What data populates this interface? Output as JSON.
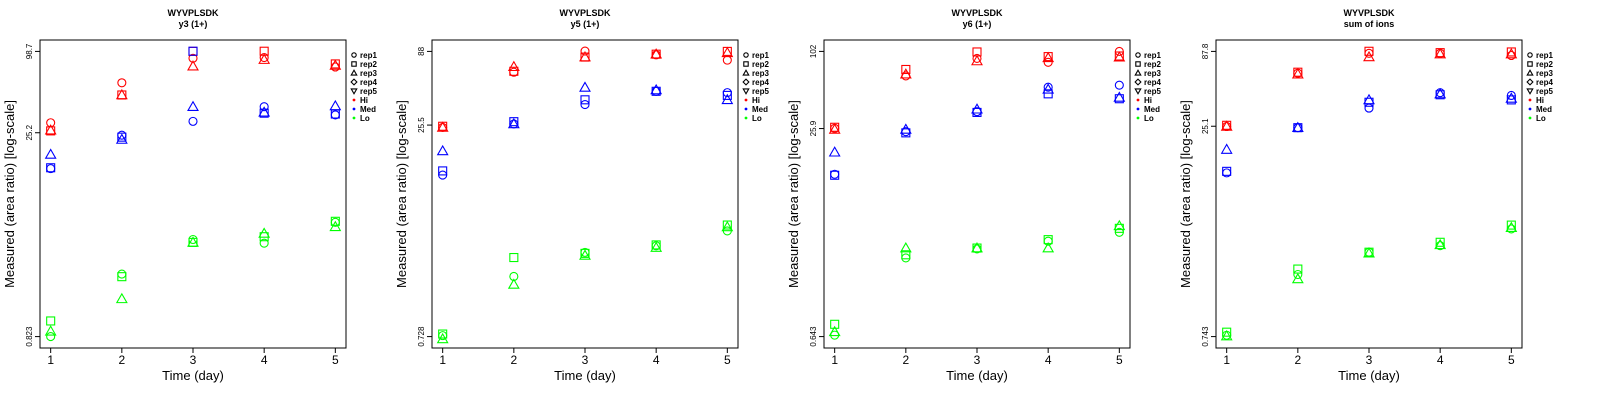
{
  "figure": {
    "colors": {
      "Hi": "#ff0000",
      "Med": "#0000ff",
      "Lo": "#00ff00"
    },
    "legend": {
      "replicates": [
        {
          "label": "rep1",
          "shape": "circle"
        },
        {
          "label": "rep2",
          "shape": "square"
        },
        {
          "label": "rep3",
          "shape": "triangle-up"
        },
        {
          "label": "rep4",
          "shape": "diamond"
        },
        {
          "label": "rep5",
          "shape": "triangle-down"
        }
      ],
      "levels": [
        "Hi",
        "Med",
        "Lo"
      ]
    }
  },
  "chart_data": [
    {
      "type": "scatter",
      "title": "WYVPLSDK",
      "subtitle": "y3 (1+)",
      "xlabel": "Time (day)",
      "ylabel": "Measured (area ratio) [log-scale]",
      "x_ticks": [
        "1",
        "2",
        "3",
        "4",
        "5"
      ],
      "y_ticks": [
        "0.823",
        "25.2",
        "98.7"
      ],
      "y_tick_values": [
        0.823,
        25.2,
        98.7
      ],
      "y_scale": "log",
      "ylim": [
        0.823,
        98.7
      ],
      "legend_position": "right",
      "series": [
        {
          "level": "Hi",
          "rep": "rep1",
          "values": [
            [
              1,
              29.8
            ],
            [
              2,
              58.3
            ],
            [
              3,
              88.0
            ],
            [
              4,
              89.0
            ],
            [
              5,
              76.0
            ]
          ]
        },
        {
          "level": "Hi",
          "rep": "rep2",
          "values": [
            [
              1,
              26.0
            ],
            [
              2,
              47.5
            ],
            [
              3,
              98.7
            ],
            [
              4,
              99.0
            ],
            [
              5,
              80.0
            ]
          ]
        },
        {
          "level": "Hi",
          "rep": "rep3",
          "values": [
            [
              1,
              26.3
            ],
            [
              2,
              47.5
            ],
            [
              3,
              77.0
            ],
            [
              4,
              86.0
            ],
            [
              5,
              78.0
            ]
          ]
        },
        {
          "level": "Med",
          "rep": "rep1",
          "values": [
            [
              1,
              13.8
            ],
            [
              2,
              24.2
            ],
            [
              3,
              30.5
            ],
            [
              4,
              39.0
            ],
            [
              5,
              34.0
            ]
          ]
        },
        {
          "level": "Med",
          "rep": "rep2",
          "values": [
            [
              1,
              14.0
            ],
            [
              2,
              23.4
            ],
            [
              3,
              99.0
            ],
            [
              4,
              35.0
            ],
            [
              5,
              34.5
            ]
          ]
        },
        {
          "level": "Med",
          "rep": "rep3",
          "values": [
            [
              1,
              17.5
            ],
            [
              2,
              22.5
            ],
            [
              3,
              39.0
            ],
            [
              4,
              35.5
            ],
            [
              5,
              39.5
            ]
          ]
        },
        {
          "level": "Lo",
          "rep": "rep1",
          "values": [
            [
              1,
              0.823
            ],
            [
              2,
              2.35
            ],
            [
              3,
              4.2
            ],
            [
              4,
              3.95
            ],
            [
              5,
              5.6
            ]
          ]
        },
        {
          "level": "Lo",
          "rep": "rep2",
          "values": [
            [
              1,
              1.07
            ],
            [
              2,
              2.25
            ],
            [
              3,
              4.0
            ],
            [
              4,
              4.4
            ],
            [
              5,
              5.7
            ]
          ]
        },
        {
          "level": "Lo",
          "rep": "rep3",
          "values": [
            [
              1,
              0.9
            ],
            [
              2,
              1.55
            ],
            [
              3,
              4.0
            ],
            [
              4,
              4.65
            ],
            [
              5,
              5.2
            ]
          ]
        }
      ]
    },
    {
      "type": "scatter",
      "title": "WYVPLSDK",
      "subtitle": "y5 (1+)",
      "xlabel": "Time (day)",
      "ylabel": "Measured (area ratio) [log-scale]",
      "x_ticks": [
        "1",
        "2",
        "3",
        "4",
        "5"
      ],
      "y_ticks": [
        "0.728",
        "25.5",
        "88"
      ],
      "y_tick_values": [
        0.728,
        25.5,
        88
      ],
      "y_scale": "log",
      "ylim": [
        0.728,
        88
      ],
      "legend_position": "right",
      "series": [
        {
          "level": "Hi",
          "rep": "rep1",
          "values": [
            [
              1,
              24.5
            ],
            [
              2,
              62.0
            ],
            [
              3,
              88.5
            ],
            [
              4,
              83.0
            ],
            [
              5,
              76.0
            ]
          ]
        },
        {
          "level": "Hi",
          "rep": "rep2",
          "values": [
            [
              1,
              25.0
            ],
            [
              2,
              63.0
            ],
            [
              3,
              80.0
            ],
            [
              4,
              84.0
            ],
            [
              5,
              88.0
            ]
          ]
        },
        {
          "level": "Hi",
          "rep": "rep3",
          "values": [
            [
              1,
              24.5
            ],
            [
              2,
              68.0
            ],
            [
              3,
              80.0
            ],
            [
              4,
              84.0
            ],
            [
              5,
              86.0
            ]
          ]
        },
        {
          "level": "Med",
          "rep": "rep1",
          "values": [
            [
              1,
              11.0
            ],
            [
              2,
              26.0
            ],
            [
              3,
              36.0
            ],
            [
              4,
              45.0
            ],
            [
              5,
              44.0
            ]
          ]
        },
        {
          "level": "Med",
          "rep": "rep2",
          "values": [
            [
              1,
              11.8
            ],
            [
              2,
              27.0
            ],
            [
              3,
              39.0
            ],
            [
              4,
              45.0
            ],
            [
              5,
              42.0
            ]
          ]
        },
        {
          "level": "Med",
          "rep": "rep3",
          "values": [
            [
              1,
              16.5
            ],
            [
              2,
              26.0
            ],
            [
              3,
              48.0
            ],
            [
              4,
              46.0
            ],
            [
              5,
              39.0
            ]
          ]
        },
        {
          "level": "Lo",
          "rep": "rep1",
          "values": [
            [
              1,
              0.74
            ],
            [
              2,
              2.0
            ],
            [
              3,
              3.0
            ],
            [
              4,
              3.35
            ],
            [
              5,
              4.3
            ]
          ]
        },
        {
          "level": "Lo",
          "rep": "rep2",
          "values": [
            [
              1,
              0.76
            ],
            [
              2,
              2.75
            ],
            [
              3,
              2.95
            ],
            [
              4,
              3.4
            ],
            [
              5,
              4.75
            ]
          ]
        },
        {
          "level": "Lo",
          "rep": "rep3",
          "values": [
            [
              1,
              0.7
            ],
            [
              2,
              1.75
            ],
            [
              3,
              2.85
            ],
            [
              4,
              3.25
            ],
            [
              5,
              4.6
            ]
          ]
        }
      ]
    },
    {
      "type": "scatter",
      "title": "WYVPLSDK",
      "subtitle": "y6 (1+)",
      "xlabel": "Time (day)",
      "ylabel": "Measured (area ratio) [log-scale]",
      "x_ticks": [
        "1",
        "2",
        "3",
        "4",
        "5"
      ],
      "y_ticks": [
        "0.643",
        "25.9",
        "102"
      ],
      "y_tick_values": [
        0.643,
        25.9,
        102
      ],
      "y_scale": "log",
      "ylim": [
        0.643,
        102
      ],
      "legend_position": "right",
      "series": [
        {
          "level": "Hi",
          "rep": "rep1",
          "values": [
            [
              1,
              26.0
            ],
            [
              2,
              66.0
            ],
            [
              3,
              90.0
            ],
            [
              4,
              84.0
            ],
            [
              5,
              102.0
            ]
          ]
        },
        {
          "level": "Hi",
          "rep": "rep2",
          "values": [
            [
              1,
              26.5
            ],
            [
              2,
              74.0
            ],
            [
              3,
              101.0
            ],
            [
              4,
              93.0
            ],
            [
              5,
              94.0
            ]
          ]
        },
        {
          "level": "Hi",
          "rep": "rep3",
          "values": [
            [
              1,
              25.5
            ],
            [
              2,
              68.0
            ],
            [
              3,
              86.0
            ],
            [
              4,
              91.0
            ],
            [
              5,
              92.0
            ]
          ]
        },
        {
          "level": "Med",
          "rep": "rep1",
          "values": [
            [
              1,
              11.5
            ],
            [
              2,
              24.5
            ],
            [
              3,
              35.0
            ],
            [
              4,
              54.0
            ],
            [
              5,
              56.0
            ]
          ]
        },
        {
          "level": "Med",
          "rep": "rep2",
          "values": [
            [
              1,
              11.3
            ],
            [
              2,
              24.0
            ],
            [
              3,
              34.5
            ],
            [
              4,
              48.0
            ],
            [
              5,
              44.0
            ]
          ]
        },
        {
          "level": "Med",
          "rep": "rep3",
          "values": [
            [
              1,
              17.0
            ],
            [
              2,
              25.5
            ],
            [
              3,
              36.5
            ],
            [
              4,
              52.0
            ],
            [
              5,
              45.0
            ]
          ]
        },
        {
          "level": "Lo",
          "rep": "rep1",
          "values": [
            [
              1,
              0.66
            ],
            [
              2,
              2.6
            ],
            [
              3,
              3.05
            ],
            [
              4,
              3.5
            ],
            [
              5,
              4.1
            ]
          ]
        },
        {
          "level": "Lo",
          "rep": "rep2",
          "values": [
            [
              1,
              0.8
            ],
            [
              2,
              2.75
            ],
            [
              3,
              3.1
            ],
            [
              4,
              3.6
            ],
            [
              5,
              4.4
            ]
          ]
        },
        {
          "level": "Lo",
          "rep": "rep3",
          "values": [
            [
              1,
              0.7
            ],
            [
              2,
              3.1
            ],
            [
              3,
              3.1
            ],
            [
              4,
              3.1
            ],
            [
              5,
              4.6
            ]
          ]
        }
      ]
    },
    {
      "type": "scatter",
      "title": "WYVPLSDK",
      "subtitle": "sum of ions",
      "xlabel": "Time (day)",
      "ylabel": "Measured (area ratio) [log-scale]",
      "x_ticks": [
        "1",
        "2",
        "3",
        "4",
        "5"
      ],
      "y_ticks": [
        "0.743",
        "25.1",
        "87.8"
      ],
      "y_tick_values": [
        0.743,
        25.1,
        87.8
      ],
      "y_scale": "log",
      "ylim": [
        0.743,
        87.8
      ],
      "legend_position": "right",
      "series": [
        {
          "level": "Hi",
          "rep": "rep1",
          "values": [
            [
              1,
              25.0
            ],
            [
              2,
              61.0
            ],
            [
              3,
              85.0
            ],
            [
              4,
              85.0
            ],
            [
              5,
              82.0
            ]
          ]
        },
        {
          "level": "Hi",
          "rep": "rep2",
          "values": [
            [
              1,
              25.5
            ],
            [
              2,
              62.0
            ],
            [
              3,
              88.0
            ],
            [
              4,
              86.0
            ],
            [
              5,
              87.0
            ]
          ]
        },
        {
          "level": "Hi",
          "rep": "rep3",
          "values": [
            [
              1,
              25.0
            ],
            [
              2,
              60.0
            ],
            [
              3,
              80.0
            ],
            [
              4,
              84.0
            ],
            [
              5,
              84.0
            ]
          ]
        },
        {
          "level": "Med",
          "rep": "rep1",
          "values": [
            [
              1,
              11.5
            ],
            [
              2,
              24.5
            ],
            [
              3,
              34.0
            ],
            [
              4,
              44.0
            ],
            [
              5,
              42.0
            ]
          ]
        },
        {
          "level": "Med",
          "rep": "rep2",
          "values": [
            [
              1,
              11.8
            ],
            [
              2,
              24.5
            ],
            [
              3,
              37.5
            ],
            [
              4,
              42.5
            ],
            [
              5,
              39.0
            ]
          ]
        },
        {
          "level": "Med",
          "rep": "rep3",
          "values": [
            [
              1,
              17.0
            ],
            [
              2,
              24.5
            ],
            [
              3,
              39.0
            ],
            [
              4,
              43.0
            ],
            [
              5,
              40.0
            ]
          ]
        },
        {
          "level": "Lo",
          "rep": "rep1",
          "values": [
            [
              1,
              0.76
            ],
            [
              2,
              2.1
            ],
            [
              3,
              3.05
            ],
            [
              4,
              3.4
            ],
            [
              5,
              4.5
            ]
          ]
        },
        {
          "level": "Lo",
          "rep": "rep2",
          "values": [
            [
              1,
              0.8
            ],
            [
              2,
              2.3
            ],
            [
              3,
              3.05
            ],
            [
              4,
              3.6
            ],
            [
              5,
              4.8
            ]
          ]
        },
        {
          "level": "Lo",
          "rep": "rep3",
          "values": [
            [
              1,
              0.75
            ],
            [
              2,
              1.95
            ],
            [
              3,
              3.0
            ],
            [
              4,
              3.45
            ],
            [
              5,
              4.6
            ]
          ]
        }
      ]
    }
  ]
}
::::::
INSTRUCTIONS TO FOLLOW – Where a line in the material above holds "shape", copy that line.

OUTPUT FOR THIS EXERCISE –
          "shape": "circle"
          "shape": "square"
          "shape": "triangle-up"
          "shape": "diamond"
          "shape": "triangle-down"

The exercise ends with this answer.